**GIVEN REQUEST:** Write out the whole listing word for word.

**INPUT ROWS:**
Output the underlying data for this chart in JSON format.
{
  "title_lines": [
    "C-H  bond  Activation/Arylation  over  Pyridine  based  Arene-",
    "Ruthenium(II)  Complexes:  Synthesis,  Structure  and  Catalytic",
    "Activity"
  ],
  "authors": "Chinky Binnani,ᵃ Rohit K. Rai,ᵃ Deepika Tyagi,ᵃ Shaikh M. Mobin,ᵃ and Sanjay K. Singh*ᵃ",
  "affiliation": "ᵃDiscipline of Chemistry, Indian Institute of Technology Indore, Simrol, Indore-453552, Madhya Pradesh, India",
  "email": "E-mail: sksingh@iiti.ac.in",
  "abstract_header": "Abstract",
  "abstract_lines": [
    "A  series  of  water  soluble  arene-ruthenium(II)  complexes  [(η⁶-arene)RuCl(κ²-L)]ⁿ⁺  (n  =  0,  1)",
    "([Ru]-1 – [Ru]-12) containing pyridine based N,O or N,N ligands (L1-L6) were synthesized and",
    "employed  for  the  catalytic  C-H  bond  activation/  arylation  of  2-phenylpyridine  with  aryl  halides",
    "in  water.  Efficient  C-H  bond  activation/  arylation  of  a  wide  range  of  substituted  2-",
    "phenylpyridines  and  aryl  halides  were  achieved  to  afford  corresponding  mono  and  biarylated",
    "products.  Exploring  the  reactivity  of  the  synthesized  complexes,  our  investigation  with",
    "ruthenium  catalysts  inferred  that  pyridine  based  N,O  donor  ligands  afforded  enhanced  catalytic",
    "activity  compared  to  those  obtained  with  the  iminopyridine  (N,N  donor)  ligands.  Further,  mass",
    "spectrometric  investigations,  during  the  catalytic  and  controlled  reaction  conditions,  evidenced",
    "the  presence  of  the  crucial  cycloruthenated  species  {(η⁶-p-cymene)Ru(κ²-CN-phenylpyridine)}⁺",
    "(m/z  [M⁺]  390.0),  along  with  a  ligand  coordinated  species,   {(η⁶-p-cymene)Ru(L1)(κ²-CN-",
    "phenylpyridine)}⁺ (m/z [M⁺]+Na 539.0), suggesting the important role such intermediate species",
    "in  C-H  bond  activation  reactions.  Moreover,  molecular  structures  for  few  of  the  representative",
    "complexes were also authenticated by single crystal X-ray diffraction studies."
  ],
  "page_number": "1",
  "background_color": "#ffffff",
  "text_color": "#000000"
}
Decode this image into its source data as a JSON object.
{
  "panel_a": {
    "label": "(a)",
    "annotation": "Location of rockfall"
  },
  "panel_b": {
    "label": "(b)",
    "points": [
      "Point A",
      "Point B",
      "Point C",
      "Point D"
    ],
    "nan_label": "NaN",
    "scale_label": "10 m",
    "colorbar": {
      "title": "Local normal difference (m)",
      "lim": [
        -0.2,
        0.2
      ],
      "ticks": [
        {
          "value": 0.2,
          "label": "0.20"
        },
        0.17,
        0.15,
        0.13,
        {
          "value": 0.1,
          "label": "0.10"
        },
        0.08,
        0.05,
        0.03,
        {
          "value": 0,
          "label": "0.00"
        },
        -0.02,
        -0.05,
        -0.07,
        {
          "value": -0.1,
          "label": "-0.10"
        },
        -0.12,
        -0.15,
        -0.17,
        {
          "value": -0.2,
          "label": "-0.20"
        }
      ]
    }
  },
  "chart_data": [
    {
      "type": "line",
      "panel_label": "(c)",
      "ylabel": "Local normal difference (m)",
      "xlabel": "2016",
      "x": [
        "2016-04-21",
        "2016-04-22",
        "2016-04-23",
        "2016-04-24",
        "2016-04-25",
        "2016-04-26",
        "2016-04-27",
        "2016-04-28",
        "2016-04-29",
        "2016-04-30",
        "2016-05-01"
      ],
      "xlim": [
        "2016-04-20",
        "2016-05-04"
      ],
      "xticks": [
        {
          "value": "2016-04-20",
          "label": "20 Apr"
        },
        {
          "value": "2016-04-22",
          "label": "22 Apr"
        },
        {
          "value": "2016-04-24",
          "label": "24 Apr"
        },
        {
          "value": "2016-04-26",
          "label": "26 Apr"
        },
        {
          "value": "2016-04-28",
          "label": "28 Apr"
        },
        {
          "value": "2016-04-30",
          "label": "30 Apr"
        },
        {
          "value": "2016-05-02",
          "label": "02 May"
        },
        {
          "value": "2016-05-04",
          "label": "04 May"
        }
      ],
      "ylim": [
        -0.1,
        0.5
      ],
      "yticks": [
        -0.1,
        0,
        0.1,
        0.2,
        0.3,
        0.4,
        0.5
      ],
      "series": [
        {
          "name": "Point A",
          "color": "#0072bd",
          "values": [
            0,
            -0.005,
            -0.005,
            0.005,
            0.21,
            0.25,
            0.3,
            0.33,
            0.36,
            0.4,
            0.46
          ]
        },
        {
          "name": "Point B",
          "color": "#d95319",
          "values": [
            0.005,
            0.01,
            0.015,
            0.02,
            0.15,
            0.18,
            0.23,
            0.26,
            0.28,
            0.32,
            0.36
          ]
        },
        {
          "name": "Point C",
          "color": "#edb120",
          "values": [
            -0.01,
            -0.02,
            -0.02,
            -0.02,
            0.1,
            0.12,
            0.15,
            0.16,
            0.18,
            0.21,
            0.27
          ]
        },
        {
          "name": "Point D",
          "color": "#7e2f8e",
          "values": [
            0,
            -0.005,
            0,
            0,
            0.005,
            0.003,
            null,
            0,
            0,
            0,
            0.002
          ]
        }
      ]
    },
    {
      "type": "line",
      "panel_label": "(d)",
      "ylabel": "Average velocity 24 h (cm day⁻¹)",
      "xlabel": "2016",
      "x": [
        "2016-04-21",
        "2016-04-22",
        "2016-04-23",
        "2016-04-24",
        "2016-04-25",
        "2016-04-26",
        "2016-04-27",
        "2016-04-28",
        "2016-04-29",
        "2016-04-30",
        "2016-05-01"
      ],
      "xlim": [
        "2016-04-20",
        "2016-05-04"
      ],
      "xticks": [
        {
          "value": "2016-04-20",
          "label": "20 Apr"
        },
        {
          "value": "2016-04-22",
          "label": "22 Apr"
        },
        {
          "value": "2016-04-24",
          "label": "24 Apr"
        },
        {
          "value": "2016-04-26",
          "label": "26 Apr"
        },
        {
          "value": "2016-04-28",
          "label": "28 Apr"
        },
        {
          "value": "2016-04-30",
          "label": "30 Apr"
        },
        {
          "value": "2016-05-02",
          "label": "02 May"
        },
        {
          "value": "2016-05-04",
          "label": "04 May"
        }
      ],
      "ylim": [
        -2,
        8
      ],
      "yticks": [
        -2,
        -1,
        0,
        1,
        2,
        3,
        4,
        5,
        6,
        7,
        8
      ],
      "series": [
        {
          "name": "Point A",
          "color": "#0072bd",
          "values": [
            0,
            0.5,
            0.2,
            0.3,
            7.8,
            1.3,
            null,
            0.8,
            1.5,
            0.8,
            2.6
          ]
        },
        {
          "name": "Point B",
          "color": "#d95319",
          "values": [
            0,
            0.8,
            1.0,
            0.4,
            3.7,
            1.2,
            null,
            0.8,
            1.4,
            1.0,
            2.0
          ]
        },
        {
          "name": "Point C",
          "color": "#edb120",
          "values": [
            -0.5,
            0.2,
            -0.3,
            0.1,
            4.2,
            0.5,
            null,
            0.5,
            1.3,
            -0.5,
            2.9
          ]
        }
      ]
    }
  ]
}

**WRITTEN RESPONSE:**
Output the underlying data for this chart in JSON format.
{
  "title_lines": [
    "C-H  bond  Activation/Arylation  over  Pyridine  based  Arene-",
    "Ruthenium(II)  Complexes:  Synthesis,  Structure  and  Catalytic",
    "Activity"
  ],
  "authors": "Chinky Binnani,ᵃ Rohit K. Rai,ᵃ Deepika Tyagi,ᵃ Shaikh M. Mobin,ᵃ and Sanjay K. Singh*ᵃ",
  "affiliation": "ᵃDiscipline of Chemistry, Indian Institute of Technology Indore, Simrol, Indore-453552, Madhya Pradesh, India",
  "email": "E-mail: sksingh@iiti.ac.in",
  "abstract_header": "Abstract",
  "abstract_lines": [
    "A  series  of  water  soluble  arene-ruthenium(II)  complexes  [(η⁶-arene)RuCl(κ²-L)]ⁿ⁺  (n  =  0,  1)",
    "([Ru]-1 – [Ru]-12) containing pyridine based N,O or N,N ligands (L1-L6) were synthesized and",
    "employed  for  the  catalytic  C-H  bond  activation/  arylation  of  2-phenylpyridine  with  aryl  halides",
    "in  water.  Efficient  C-H  bond  activation/  arylation  of  a  wide  range  of  substituted  2-",
    "phenylpyridines  and  aryl  halides  were  achieved  to  afford  corresponding  mono  and  biarylated",
    "products.  Exploring  the  reactivity  of  the  synthesized  complexes,  our  investigation  with",
    "ruthenium  catalysts  inferred  that  pyridine  based  N,O  donor  ligands  afforded  enhanced  catalytic",
    "activity  compared  to  those  obtained  with  the  iminopyridine  (N,N  donor)  ligands.  Further,  mass",
    "spectrometric  investigations,  during  the  catalytic  and  controlled  reaction  conditions,  evidenced",
    "the  presence  of  the  crucial  cycloruthenated  species  {(η⁶-p-cymene)Ru(κ²-CN-phenylpyridine)}⁺",
    "(m/z  [M⁺]  390.0),  along  with  a  ligand  coordinated  species,   {(η⁶-p-cymene)Ru(L1)(κ²-CN-",
    "phenylpyridine)}⁺ (m/z [M⁺]+Na 539.0), suggesting the important role such intermediate species",
    "in  C-H  bond  activation  reactions.  Moreover,  molecular  structures  for  few  of  the  representative",
    "complexes were also authenticated by single crystal X-ray diffraction studies."
  ],
  "page_number": "1",
  "background_color": "#ffffff",
  "text_color": "#000000"
}
Decode this image into its source data as a JSON object.
{
  "panel_a": {
    "label": "(a)",
    "annotation": "Location of rockfall"
  },
  "panel_b": {
    "label": "(b)",
    "points": [
      "Point A",
      "Point B",
      "Point C",
      "Point D"
    ],
    "nan_label": "NaN",
    "scale_label": "10 m",
    "colorbar": {
      "title": "Local normal difference (m)",
      "lim": [
        -0.2,
        0.2
      ],
      "ticks": [
        {
          "value": 0.2,
          "label": "0.20"
        },
        0.17,
        0.15,
        0.13,
        {
          "value": 0.1,
          "label": "0.10"
        },
        0.08,
        0.05,
        0.03,
        {
          "value": 0,
          "label": "0.00"
        },
        -0.02,
        -0.05,
        -0.07,
        {
          "value": -0.1,
          "label": "-0.10"
        },
        -0.12,
        -0.15,
        -0.17,
        {
          "value": -0.2,
          "label": "-0.20"
        }
      ]
    }
  },
  "chart_data": [
    {
      "type": "line",
      "panel_label": "(c)",
      "ylabel": "Local normal difference (m)",
      "xlabel": "2016",
      "x": [
        "2016-04-21",
        "2016-04-22",
        "2016-04-23",
        "2016-04-24",
        "2016-04-25",
        "2016-04-26",
        "2016-04-27",
        "2016-04-28",
        "2016-04-29",
        "2016-04-30",
        "2016-05-01"
      ],
      "xlim": [
        "2016-04-20",
        "2016-05-04"
      ],
      "xticks": [
        {
          "value": "2016-04-20",
          "label": "20 Apr"
        },
        {
          "value": "2016-04-22",
          "label": "22 Apr"
        },
        {
          "value": "2016-04-24",
          "label": "24 Apr"
        },
        {
          "value": "2016-04-26",
          "label": "26 Apr"
        },
        {
          "value": "2016-04-28",
          "label": "28 Apr"
        },
        {
          "value": "2016-04-30",
          "label": "30 Apr"
        },
        {
          "value": "2016-05-02",
          "label": "02 May"
        },
        {
          "value": "2016-05-04",
          "label": "04 May"
        }
      ],
      "ylim": [
        -0.1,
        0.5
      ],
      "yticks": [
        -0.1,
        0,
        0.1,
        0.2,
        0.3,
        0.4,
        0.5
      ],
      "series": [
        {
          "name": "Point A",
          "color": "#0072bd",
          "values": [
            0,
            -0.005,
            -0.005,
            0.005,
            0.21,
            0.25,
            0.3,
            0.33,
            0.36,
            0.4,
            0.46
          ]
        },
        {
          "name": "Point B",
          "color": "#d95319",
          "values": [
            0.005,
            0.01,
            0.015,
            0.02,
            0.15,
            0.18,
            0.23,
            0.26,
            0.28,
            0.32,
            0.36
          ]
        },
        {
          "name": "Point C",
          "color": "#edb120",
          "values": [
            -0.01,
            -0.02,
            -0.02,
            -0.02,
            0.1,
            0.12,
            0.15,
            0.16,
            0.18,
            0.21,
            0.27
          ]
        },
        {
          "name": "Point D",
          "color": "#7e2f8e",
          "values": [
            0,
            -0.005,
            0,
            0,
            0.005,
            0.003,
            null,
            0,
            0,
            0,
            0.002
          ]
        }
      ]
    },
    {
      "type": "line",
      "panel_label": "(d)",
      "ylabel": "Average velocity 24 h (cm day⁻¹)",
      "xlabel": "2016",
      "x": [
        "2016-04-21",
        "2016-04-22",
        "2016-04-23",
        "2016-04-24",
        "2016-04-25",
        "2016-04-26",
        "2016-04-27",
        "2016-04-28",
        "2016-04-29",
        "2016-04-30",
        "2016-05-01"
      ],
      "xlim": [
        "2016-04-20",
        "2016-05-04"
      ],
      "xticks": [
        {
          "value": "2016-04-20",
          "label": "20 Apr"
        },
        {
          "value": "2016-04-22",
          "label": "22 Apr"
        },
        {
          "value": "2016-04-24",
          "label": "24 Apr"
        },
        {
          "value": "2016-04-26",
          "label": "26 Apr"
        },
        {
          "value": "2016-04-28",
          "label": "28 Apr"
        },
        {
          "value": "2016-04-30",
          "label": "30 Apr"
        },
        {
          "value": "2016-05-02",
          "label": "02 May"
        },
        {
          "value": "2016-05-04",
          "label": "04 May"
        }
      ],
      "ylim": [
        -2,
        8
      ],
      "yticks": [
        -2,
        -1,
        0,
        1,
        2,
        3,
        4,
        5,
        6,
        7,
        8
      ],
      "series": [
        {
          "name": "Point A",
          "color": "#0072bd",
          "values": [
            0,
            0.5,
            0.2,
            0.3,
            7.8,
            1.3,
            null,
            0.8,
            1.5,
            0.8,
            2.6
          ]
        },
        {
          "name": "Point B",
          "color": "#d95319",
          "values": [
            0,
            0.8,
            1.0,
            0.4,
            3.7,
            1.2,
            null,
            0.8,
            1.4,
            1.0,
            2.0
          ]
        },
        {
          "name": "Point C",
          "color": "#edb120",
          "values": [
            -0.5,
            0.2,
            -0.3,
            0.1,
            4.2,
            0.5,
            null,
            0.5,
            1.3,
            -0.5,
            2.9
          ]
        }
      ]
    }
  ]
}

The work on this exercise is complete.